[Opening EXERCISE PASSAGE section]
Either way, confidence isn’t an image you present, it is what you are. If you aren’t doing what comes natural to you, a five-year-old will see right through it.

I wonder if the Mods can splice…

I know her very well, better than most of her friends. She is definitely in love with this guy. But I think she wants him back because it’s comfortable. She’s afraid of change.

A random kiss isn’t the right move here, I think. I’ll have to accomplish my task with conversation.

Thanks for the replies so far!

Don’t forget, you don’t want to be just a “rebound” (which it could turn out to be).

That’s not love. That’s habit, and people like habits, especially the ones that they know they should quit. You can wait for the wheel to turn again, which might be helped along by your presence, or just force her out of the habit, but that only works if you do the SHAKES-style kiss and ride off with her for a long weekend, semi-kidnapping. It’s like quitting smoking cold turkey.

Speaking of which…

Hi,

I’m new to the board, but I’ve been lurking for a while :slight_smile:
BillyGnos, I’ve been in the exact same situation as you are - except from the other side - I was the girl!
[Closing EXERCISE PASSAGE section]
[Opening INFORMATION SHOWN section]
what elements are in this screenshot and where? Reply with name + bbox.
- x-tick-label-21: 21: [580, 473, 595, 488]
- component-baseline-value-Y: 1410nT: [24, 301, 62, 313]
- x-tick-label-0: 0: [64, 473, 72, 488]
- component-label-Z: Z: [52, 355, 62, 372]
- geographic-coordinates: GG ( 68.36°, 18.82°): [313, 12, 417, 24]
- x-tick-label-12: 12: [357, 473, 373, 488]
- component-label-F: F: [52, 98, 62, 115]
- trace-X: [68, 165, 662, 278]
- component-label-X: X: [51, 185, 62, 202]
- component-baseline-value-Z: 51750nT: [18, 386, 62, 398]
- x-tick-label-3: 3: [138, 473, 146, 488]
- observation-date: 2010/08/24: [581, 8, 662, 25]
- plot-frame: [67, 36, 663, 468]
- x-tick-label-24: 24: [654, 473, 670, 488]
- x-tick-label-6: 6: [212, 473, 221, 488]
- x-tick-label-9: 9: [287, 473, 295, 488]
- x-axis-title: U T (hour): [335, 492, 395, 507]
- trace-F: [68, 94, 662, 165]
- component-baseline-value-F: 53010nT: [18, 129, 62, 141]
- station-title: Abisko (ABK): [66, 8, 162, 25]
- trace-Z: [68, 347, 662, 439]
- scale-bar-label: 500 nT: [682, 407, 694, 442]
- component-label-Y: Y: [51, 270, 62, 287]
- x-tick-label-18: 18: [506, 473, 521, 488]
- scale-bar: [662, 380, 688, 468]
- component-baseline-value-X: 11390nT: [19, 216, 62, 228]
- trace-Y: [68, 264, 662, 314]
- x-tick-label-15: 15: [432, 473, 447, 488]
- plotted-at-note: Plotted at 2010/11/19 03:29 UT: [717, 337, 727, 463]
[Closing INFORMATION SHOWN section]
__TASKS TO CARRY OUT__.
a - Decide whether each statement agrees with the forum excerpt. Answer yes or no, and quote the words that settle it.
(i) One poster thinks a random kiss is the right move.
(ii) Forcing her out of the habit is likened to quitting smoking cold turkey.
(iii) The newcomer to the board was the girl in the same situation.
b - Transcribe the forum excerpt from "I know her very" down to "out to be).".
c - List every sentence in the forum excerpt that contains the word "she" or "she’s," in any capitalization.
The lines that come after the forum excerpt were taken from a different source.

__PER-TASK OUTPUTS__.
a -
(i) No: "A random kiss isn’t the right move here, I think."
(ii) Yes: "It’s like quitting smoking cold turkey."
(iii) Yes: "I was the girl!"

b -
I know her very well, better than most of her friends. She is definitely in love with this guy. But I think she wants him back because it’s comfortable. She’s afraid of change.

A random kiss isn’t the right move here, I think. I’ll have to accomplish my task with conversation.

Thanks for the replies so far!

Don’t forget, you don’t want to be just a “rebound” (which it could turn out to be).

c -
She is definitely in love with this guy.
But I think she wants him back because it’s comfortable.
She’s afraid of change.